[YOUR OBJECTIVE] Below is a listing; reproduce each line of it exactly.

--- start of INPUT MATERIAL ---

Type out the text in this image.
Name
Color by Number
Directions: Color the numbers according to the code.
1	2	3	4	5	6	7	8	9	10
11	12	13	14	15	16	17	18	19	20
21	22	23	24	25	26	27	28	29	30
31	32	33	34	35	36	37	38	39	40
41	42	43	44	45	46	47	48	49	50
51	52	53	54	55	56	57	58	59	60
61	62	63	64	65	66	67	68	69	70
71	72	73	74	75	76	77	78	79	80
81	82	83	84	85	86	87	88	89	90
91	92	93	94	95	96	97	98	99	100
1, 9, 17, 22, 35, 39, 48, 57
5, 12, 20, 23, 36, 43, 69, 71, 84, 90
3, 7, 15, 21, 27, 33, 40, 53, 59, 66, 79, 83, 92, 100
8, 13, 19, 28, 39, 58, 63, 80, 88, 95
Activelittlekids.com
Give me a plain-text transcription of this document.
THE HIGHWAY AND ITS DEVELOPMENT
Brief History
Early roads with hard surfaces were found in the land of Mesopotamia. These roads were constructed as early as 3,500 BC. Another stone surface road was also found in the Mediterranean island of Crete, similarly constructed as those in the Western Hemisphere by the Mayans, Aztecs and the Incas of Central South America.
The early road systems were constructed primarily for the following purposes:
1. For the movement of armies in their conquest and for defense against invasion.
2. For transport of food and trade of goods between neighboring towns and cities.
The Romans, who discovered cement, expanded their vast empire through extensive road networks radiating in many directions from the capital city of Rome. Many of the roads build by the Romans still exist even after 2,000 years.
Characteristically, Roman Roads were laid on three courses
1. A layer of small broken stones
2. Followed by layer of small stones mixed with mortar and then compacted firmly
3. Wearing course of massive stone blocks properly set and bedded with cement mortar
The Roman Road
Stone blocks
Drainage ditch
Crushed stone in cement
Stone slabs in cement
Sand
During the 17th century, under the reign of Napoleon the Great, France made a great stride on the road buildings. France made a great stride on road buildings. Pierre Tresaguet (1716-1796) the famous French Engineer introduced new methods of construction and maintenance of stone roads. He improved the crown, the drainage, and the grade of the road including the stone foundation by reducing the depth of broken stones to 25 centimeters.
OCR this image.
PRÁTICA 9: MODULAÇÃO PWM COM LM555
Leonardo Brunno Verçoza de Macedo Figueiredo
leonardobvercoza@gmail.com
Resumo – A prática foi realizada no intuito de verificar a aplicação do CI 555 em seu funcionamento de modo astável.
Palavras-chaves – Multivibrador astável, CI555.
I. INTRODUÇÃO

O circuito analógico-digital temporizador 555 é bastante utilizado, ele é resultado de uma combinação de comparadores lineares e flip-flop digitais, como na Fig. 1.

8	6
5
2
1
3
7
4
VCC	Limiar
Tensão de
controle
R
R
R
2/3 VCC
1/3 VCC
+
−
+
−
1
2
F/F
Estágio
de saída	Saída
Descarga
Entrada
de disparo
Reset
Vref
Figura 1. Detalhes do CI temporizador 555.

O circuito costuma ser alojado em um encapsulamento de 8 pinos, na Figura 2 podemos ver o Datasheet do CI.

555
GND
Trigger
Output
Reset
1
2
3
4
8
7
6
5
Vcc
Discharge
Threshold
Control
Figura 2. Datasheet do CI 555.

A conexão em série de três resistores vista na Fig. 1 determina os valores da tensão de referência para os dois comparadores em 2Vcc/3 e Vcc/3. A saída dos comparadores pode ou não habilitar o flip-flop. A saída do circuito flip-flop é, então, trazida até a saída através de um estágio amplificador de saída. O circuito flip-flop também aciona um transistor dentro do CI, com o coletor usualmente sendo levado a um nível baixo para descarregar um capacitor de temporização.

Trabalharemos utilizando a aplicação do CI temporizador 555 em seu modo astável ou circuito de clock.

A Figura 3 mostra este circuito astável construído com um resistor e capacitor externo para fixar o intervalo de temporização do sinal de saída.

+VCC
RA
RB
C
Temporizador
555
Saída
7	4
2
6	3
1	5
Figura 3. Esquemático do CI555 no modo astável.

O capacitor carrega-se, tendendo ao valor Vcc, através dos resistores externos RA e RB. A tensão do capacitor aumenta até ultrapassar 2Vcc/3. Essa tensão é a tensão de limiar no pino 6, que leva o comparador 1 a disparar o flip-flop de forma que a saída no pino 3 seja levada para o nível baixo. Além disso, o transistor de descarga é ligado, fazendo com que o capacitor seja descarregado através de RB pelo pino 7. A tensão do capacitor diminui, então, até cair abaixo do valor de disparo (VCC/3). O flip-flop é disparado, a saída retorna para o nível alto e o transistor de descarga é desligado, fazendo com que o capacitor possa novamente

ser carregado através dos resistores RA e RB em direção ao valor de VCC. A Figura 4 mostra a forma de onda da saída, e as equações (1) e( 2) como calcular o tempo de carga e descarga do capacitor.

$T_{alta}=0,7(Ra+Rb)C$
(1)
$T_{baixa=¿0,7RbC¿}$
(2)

--- end of INPUT MATERIAL ---

[ANSWER TO THE PROBLEM]
Type out the text in this image.
Name
Color by Number
Directions: Color the numbers according to the code.
1	2	3	4	5	6	7	8	9	10
11	12	13	14	15	16	17	18	19	20
21	22	23	24	25	26	27	28	29	30
31	32	33	34	35	36	37	38	39	40
41	42	43	44	45	46	47	48	49	50
51	52	53	54	55	56	57	58	59	60
61	62	63	64	65	66	67	68	69	70
71	72	73	74	75	76	77	78	79	80
81	82	83	84	85	86	87	88	89	90
91	92	93	94	95	96	97	98	99	100
1, 9, 17, 22, 35, 39, 48, 57
5, 12, 20, 23, 36, 43, 69, 71, 84, 90
3, 7, 15, 21, 27, 33, 40, 53, 59, 66, 79, 83, 92, 100
8, 13, 19, 28, 39, 58, 63, 80, 88, 95
Activelittlekids.com
Give me a plain-text transcription of this document.
THE HIGHWAY AND ITS DEVELOPMENT
Brief History
Early roads with hard surfaces were found in the land of Mesopotamia. These roads were constructed as early as 3,500 BC. Another stone surface road was also found in the Mediterranean island of Crete, similarly constructed as those in the Western Hemisphere by the Mayans, Aztecs and the Incas of Central South America.
The early road systems were constructed primarily for the following purposes:
1. For the movement of armies in their conquest and for defense against invasion.
2. For transport of food and trade of goods between neighboring towns and cities.
The Romans, who discovered cement, expanded their vast empire through extensive road networks radiating in many directions from the capital city of Rome. Many of the roads build by the Romans still exist even after 2,000 years.
Characteristically, Roman Roads were laid on three courses
1. A layer of small broken stones
2. Followed by layer of small stones mixed with mortar and then compacted firmly
3. Wearing course of massive stone blocks properly set and bedded with cement mortar
The Roman Road
Stone blocks
Drainage ditch
Crushed stone in cement
Stone slabs in cement
Sand
During the 17th century, under the reign of Napoleon the Great, France made a great stride on the road buildings. France made a great stride on road buildings. Pierre Tresaguet (1716-1796) the famous French Engineer introduced new methods of construction and maintenance of stone roads. He improved the crown, the drainage, and the grade of the road including the stone foundation by reducing the depth of broken stones to 25 centimeters.
OCR this image.
PRÁTICA 9: MODULAÇÃO PWM COM LM555
Leonardo Brunno Verçoza de Macedo Figueiredo
leonardobvercoza@gmail.com
Resumo – A prática foi realizada no intuito de verificar a aplicação do CI 555 em seu funcionamento de modo astável.
Palavras-chaves – Multivibrador astável, CI555.
I. INTRODUÇÃO

O circuito analógico-digital temporizador 555 é bastante utilizado, ele é resultado de uma combinação de comparadores lineares e flip-flop digitais, como na Fig. 1.

8	6
5
2
1
3
7
4
VCC	Limiar
Tensão de
controle
R
R
R
2/3 VCC
1/3 VCC
+
−
+
−
1
2
F/F
Estágio
de saída	Saída
Descarga
Entrada
de disparo
Reset
Vref
Figura 1. Detalhes do CI temporizador 555.

O circuito costuma ser alojado em um encapsulamento de 8 pinos, na Figura 2 podemos ver o Datasheet do CI.

555
GND
Trigger
Output
Reset
1
2
3
4
8
7
6
5
Vcc
Discharge
Threshold
Control
Figura 2. Datasheet do CI 555.

A conexão em série de três resistores vista na Fig. 1 determina os valores da tensão de referência para os dois comparadores em 2Vcc/3 e Vcc/3. A saída dos comparadores pode ou não habilitar o flip-flop. A saída do circuito flip-flop é, então, trazida até a saída através de um estágio amplificador de saída. O circuito flip-flop também aciona um transistor dentro do CI, com o coletor usualmente sendo levado a um nível baixo para descarregar um capacitor de temporização.

Trabalharemos utilizando a aplicação do CI temporizador 555 em seu modo astável ou circuito de clock.

A Figura 3 mostra este circuito astável construído com um resistor e capacitor externo para fixar o intervalo de temporização do sinal de saída.

+VCC
RA
RB
C
Temporizador
555
Saída
7	4
2
6	3
1	5
Figura 3. Esquemático do CI555 no modo astável.

O capacitor carrega-se, tendendo ao valor Vcc, através dos resistores externos RA e RB. A tensão do capacitor aumenta até ultrapassar 2Vcc/3. Essa tensão é a tensão de limiar no pino 6, que leva o comparador 1 a disparar o flip-flop de forma que a saída no pino 3 seja levada para o nível baixo. Além disso, o transistor de descarga é ligado, fazendo com que o capacitor seja descarregado através de RB pelo pino 7. A tensão do capacitor diminui, então, até cair abaixo do valor de disparo (VCC/3). O flip-flop é disparado, a saída retorna para o nível alto e o transistor de descarga é desligado, fazendo com que o capacitor possa novamente

ser carregado através dos resistores RA e RB em direção ao valor de VCC. A Figura 4 mostra a forma de onda da saída, e as equações (1) e( 2) como calcular o tempo de carga e descarga do capacitor.

$T_{alta}=0,7(Ra+Rb)C$
(1)
$T_{baixa=¿0,7RbC¿}$
(2)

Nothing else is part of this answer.